▶ **Given task**: Extract every line of the records below, reproducing each one character for character.

(Dataset records)
# # # # # # #

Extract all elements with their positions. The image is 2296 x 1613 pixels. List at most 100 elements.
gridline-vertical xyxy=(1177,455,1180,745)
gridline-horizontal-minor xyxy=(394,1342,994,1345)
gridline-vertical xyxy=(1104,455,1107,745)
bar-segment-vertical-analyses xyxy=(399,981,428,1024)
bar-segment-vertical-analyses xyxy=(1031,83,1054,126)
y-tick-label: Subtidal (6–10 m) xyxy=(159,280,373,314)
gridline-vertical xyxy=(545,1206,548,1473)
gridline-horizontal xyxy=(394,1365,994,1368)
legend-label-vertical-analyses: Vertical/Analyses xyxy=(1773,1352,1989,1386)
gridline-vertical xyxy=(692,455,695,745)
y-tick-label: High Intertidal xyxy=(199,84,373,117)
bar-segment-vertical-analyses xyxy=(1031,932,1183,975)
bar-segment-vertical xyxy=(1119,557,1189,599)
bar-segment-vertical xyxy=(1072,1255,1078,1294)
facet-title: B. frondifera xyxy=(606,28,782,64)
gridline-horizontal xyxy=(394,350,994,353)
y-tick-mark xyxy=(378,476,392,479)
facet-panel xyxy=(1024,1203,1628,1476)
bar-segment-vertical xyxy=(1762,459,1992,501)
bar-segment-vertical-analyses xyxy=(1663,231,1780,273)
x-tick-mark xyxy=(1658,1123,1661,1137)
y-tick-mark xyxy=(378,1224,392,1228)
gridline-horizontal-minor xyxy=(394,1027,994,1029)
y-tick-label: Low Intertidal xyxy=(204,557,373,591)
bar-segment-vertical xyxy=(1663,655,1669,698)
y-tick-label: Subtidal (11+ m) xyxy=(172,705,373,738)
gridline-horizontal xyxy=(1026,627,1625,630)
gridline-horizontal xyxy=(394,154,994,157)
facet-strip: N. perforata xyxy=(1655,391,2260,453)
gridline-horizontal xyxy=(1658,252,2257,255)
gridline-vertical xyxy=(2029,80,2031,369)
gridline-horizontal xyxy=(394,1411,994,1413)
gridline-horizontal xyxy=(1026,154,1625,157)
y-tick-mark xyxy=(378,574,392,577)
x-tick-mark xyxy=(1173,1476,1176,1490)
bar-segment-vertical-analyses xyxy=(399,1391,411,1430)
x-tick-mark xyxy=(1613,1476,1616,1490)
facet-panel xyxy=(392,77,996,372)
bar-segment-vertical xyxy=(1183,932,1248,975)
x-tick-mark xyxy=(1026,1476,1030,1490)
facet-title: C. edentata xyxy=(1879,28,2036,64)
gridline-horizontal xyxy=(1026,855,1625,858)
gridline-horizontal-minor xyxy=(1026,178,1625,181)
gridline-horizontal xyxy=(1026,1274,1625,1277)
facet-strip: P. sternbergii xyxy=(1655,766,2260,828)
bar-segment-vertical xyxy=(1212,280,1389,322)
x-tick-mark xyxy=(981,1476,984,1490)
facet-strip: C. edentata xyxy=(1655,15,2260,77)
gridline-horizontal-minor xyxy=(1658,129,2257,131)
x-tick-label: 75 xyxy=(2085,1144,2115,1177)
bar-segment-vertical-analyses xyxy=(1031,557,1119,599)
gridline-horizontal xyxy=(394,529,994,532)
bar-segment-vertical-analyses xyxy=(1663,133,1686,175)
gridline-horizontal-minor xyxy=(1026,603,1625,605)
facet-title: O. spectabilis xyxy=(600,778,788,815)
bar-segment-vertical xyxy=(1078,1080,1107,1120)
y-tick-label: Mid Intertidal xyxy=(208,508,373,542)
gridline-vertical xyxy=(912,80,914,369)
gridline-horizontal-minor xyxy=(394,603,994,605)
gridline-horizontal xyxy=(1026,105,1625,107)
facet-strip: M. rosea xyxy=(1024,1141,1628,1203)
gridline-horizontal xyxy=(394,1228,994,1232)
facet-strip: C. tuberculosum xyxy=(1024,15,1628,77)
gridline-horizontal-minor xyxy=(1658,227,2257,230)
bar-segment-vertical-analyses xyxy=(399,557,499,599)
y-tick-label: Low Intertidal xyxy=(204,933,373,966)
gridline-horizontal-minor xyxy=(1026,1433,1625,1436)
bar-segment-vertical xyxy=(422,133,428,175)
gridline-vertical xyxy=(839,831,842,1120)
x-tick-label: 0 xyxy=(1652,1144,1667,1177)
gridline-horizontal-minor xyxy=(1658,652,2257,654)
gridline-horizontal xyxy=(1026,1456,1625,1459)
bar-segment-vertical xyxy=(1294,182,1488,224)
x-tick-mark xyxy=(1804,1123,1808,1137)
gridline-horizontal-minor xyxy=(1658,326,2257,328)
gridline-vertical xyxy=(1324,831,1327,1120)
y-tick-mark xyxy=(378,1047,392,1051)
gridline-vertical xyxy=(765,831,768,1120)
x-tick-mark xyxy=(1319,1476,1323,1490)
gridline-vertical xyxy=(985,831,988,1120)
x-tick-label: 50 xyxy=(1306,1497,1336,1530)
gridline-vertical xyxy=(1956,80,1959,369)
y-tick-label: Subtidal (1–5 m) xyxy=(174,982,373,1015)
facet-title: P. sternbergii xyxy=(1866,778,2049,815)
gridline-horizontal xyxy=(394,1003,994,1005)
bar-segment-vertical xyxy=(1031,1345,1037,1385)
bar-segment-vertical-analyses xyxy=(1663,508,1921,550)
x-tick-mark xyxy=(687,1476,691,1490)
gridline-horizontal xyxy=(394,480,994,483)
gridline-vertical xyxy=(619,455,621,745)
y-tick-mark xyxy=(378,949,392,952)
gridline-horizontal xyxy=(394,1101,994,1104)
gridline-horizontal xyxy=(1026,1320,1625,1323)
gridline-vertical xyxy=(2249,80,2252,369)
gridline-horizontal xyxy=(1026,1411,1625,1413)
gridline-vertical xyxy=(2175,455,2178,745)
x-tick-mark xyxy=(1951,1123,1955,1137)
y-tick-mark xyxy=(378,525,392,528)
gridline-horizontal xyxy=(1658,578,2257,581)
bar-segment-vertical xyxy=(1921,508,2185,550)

# # # # # # #

▶ **Result of this task**:
Extract all elements with their positions. The image is 2296 x 1613 pixels. List at most 100 elements.
gridline-vertical xyxy=(1177,455,1180,745)
gridline-horizontal-minor xyxy=(394,1342,994,1345)
gridline-vertical xyxy=(1104,455,1107,745)
bar-segment-vertical-analyses xyxy=(399,981,428,1024)
bar-segment-vertical-analyses xyxy=(1031,83,1054,126)
y-tick-label: Subtidal (6–10 m) xyxy=(159,280,373,314)
gridline-vertical xyxy=(545,1206,548,1473)
gridline-horizontal xyxy=(394,1365,994,1368)
legend-label-vertical-analyses: Vertical/Analyses xyxy=(1773,1352,1989,1386)
gridline-vertical xyxy=(692,455,695,745)
y-tick-label: High Intertidal xyxy=(199,84,373,117)
bar-segment-vertical-analyses xyxy=(1031,932,1183,975)
bar-segment-vertical xyxy=(1119,557,1189,599)
bar-segment-vertical xyxy=(1072,1255,1078,1294)
facet-title: B. frondifera xyxy=(606,28,782,64)
gridline-horizontal xyxy=(394,350,994,353)
y-tick-mark xyxy=(378,476,392,479)
facet-panel xyxy=(1024,1203,1628,1476)
bar-segment-vertical xyxy=(1762,459,1992,501)
bar-segment-vertical-analyses xyxy=(1663,231,1780,273)
x-tick-mark xyxy=(1658,1123,1661,1137)
y-tick-mark xyxy=(378,1224,392,1228)
gridline-horizontal-minor xyxy=(394,1027,994,1029)
y-tick-label: Low Intertidal xyxy=(204,557,373,591)
bar-segment-vertical xyxy=(1663,655,1669,698)
y-tick-label: Subtidal (11+ m) xyxy=(172,705,373,738)
gridline-horizontal xyxy=(1026,627,1625,630)
gridline-horizontal xyxy=(394,154,994,157)
facet-strip: N. perforata xyxy=(1655,391,2260,453)
gridline-horizontal xyxy=(1658,252,2257,255)
gridline-vertical xyxy=(2029,80,2031,369)
gridline-horizontal xyxy=(394,1411,994,1413)
gridline-horizontal xyxy=(1026,154,1625,157)
y-tick-mark xyxy=(378,574,392,577)
x-tick-mark xyxy=(1173,1476,1176,1490)
bar-segment-vertical-analyses xyxy=(399,1391,411,1430)
x-tick-mark xyxy=(1613,1476,1616,1490)
facet-panel xyxy=(392,77,996,372)
bar-segment-vertical xyxy=(1183,932,1248,975)
x-tick-mark xyxy=(1026,1476,1030,1490)
facet-title: C. edentata xyxy=(1879,28,2036,64)
gridline-horizontal xyxy=(1026,855,1625,858)
gridline-horizontal-minor xyxy=(1026,178,1625,181)
gridline-horizontal xyxy=(1026,1274,1625,1277)
facet-strip: P. sternbergii xyxy=(1655,766,2260,828)
bar-segment-vertical xyxy=(1212,280,1389,322)
x-tick-mark xyxy=(981,1476,984,1490)
facet-strip: C. edentata xyxy=(1655,15,2260,77)
gridline-horizontal-minor xyxy=(1658,129,2257,131)
x-tick-label: 75 xyxy=(2085,1144,2115,1177)
bar-segment-vertical-analyses xyxy=(1031,557,1119,599)
gridline-horizontal xyxy=(394,529,994,532)
bar-segment-vertical-analyses xyxy=(1663,133,1686,175)
gridline-horizontal-minor xyxy=(1026,603,1625,605)
facet-title: O. spectabilis xyxy=(600,778,788,815)
bar-segment-vertical xyxy=(1078,1080,1107,1120)
y-tick-label: Mid Intertidal xyxy=(208,508,373,542)
gridline-vertical xyxy=(912,80,914,369)
gridline-horizontal-minor xyxy=(394,603,994,605)
gridline-horizontal xyxy=(1026,105,1625,107)
facet-strip: M. rosea xyxy=(1024,1141,1628,1203)
gridline-horizontal xyxy=(394,1228,994,1232)
facet-strip: C. tuberculosum xyxy=(1024,15,1628,77)
gridline-horizontal-minor xyxy=(1658,227,2257,230)
bar-segment-vertical-analyses xyxy=(399,557,499,599)
y-tick-label: Low Intertidal xyxy=(204,933,373,966)
gridline-horizontal-minor xyxy=(1026,1433,1625,1436)
bar-segment-vertical xyxy=(422,133,428,175)
gridline-vertical xyxy=(839,831,842,1120)
x-tick-label: 0 xyxy=(1652,1144,1667,1177)
gridline-horizontal-minor xyxy=(1658,652,2257,654)
gridline-horizontal xyxy=(1026,1456,1625,1459)
bar-segment-vertical xyxy=(1294,182,1488,224)
x-tick-mark xyxy=(1804,1123,1808,1137)
gridline-horizontal-minor xyxy=(1658,326,2257,328)
gridline-vertical xyxy=(1324,831,1327,1120)
y-tick-mark xyxy=(378,1047,392,1051)
gridline-vertical xyxy=(765,831,768,1120)
x-tick-mark xyxy=(1319,1476,1323,1490)
gridline-vertical xyxy=(985,831,988,1120)
x-tick-label: 50 xyxy=(1306,1497,1336,1530)
gridline-vertical xyxy=(1956,80,1959,369)
y-tick-label: Subtidal (1–5 m) xyxy=(174,982,373,1015)
facet-title: P. sternbergii xyxy=(1866,778,2049,815)
gridline-horizontal xyxy=(394,1003,994,1005)
bar-segment-vertical xyxy=(1031,1345,1037,1385)
bar-segment-vertical-analyses xyxy=(1663,508,1921,550)
x-tick-mark xyxy=(687,1476,691,1490)
gridline-horizontal xyxy=(394,480,994,483)
gridline-vertical xyxy=(619,455,621,745)
y-tick-mark xyxy=(378,949,392,952)
gridline-horizontal xyxy=(394,1101,994,1104)
gridline-horizontal xyxy=(1026,1320,1625,1323)
gridline-vertical xyxy=(2249,80,2252,369)
gridline-horizontal xyxy=(1026,1411,1625,1413)
gridline-vertical xyxy=(2175,455,2178,745)
x-tick-mark xyxy=(1951,1123,1955,1137)
y-tick-mark xyxy=(378,525,392,528)
gridline-horizontal xyxy=(1658,578,2257,581)
bar-segment-vertical xyxy=(1921,508,2185,550)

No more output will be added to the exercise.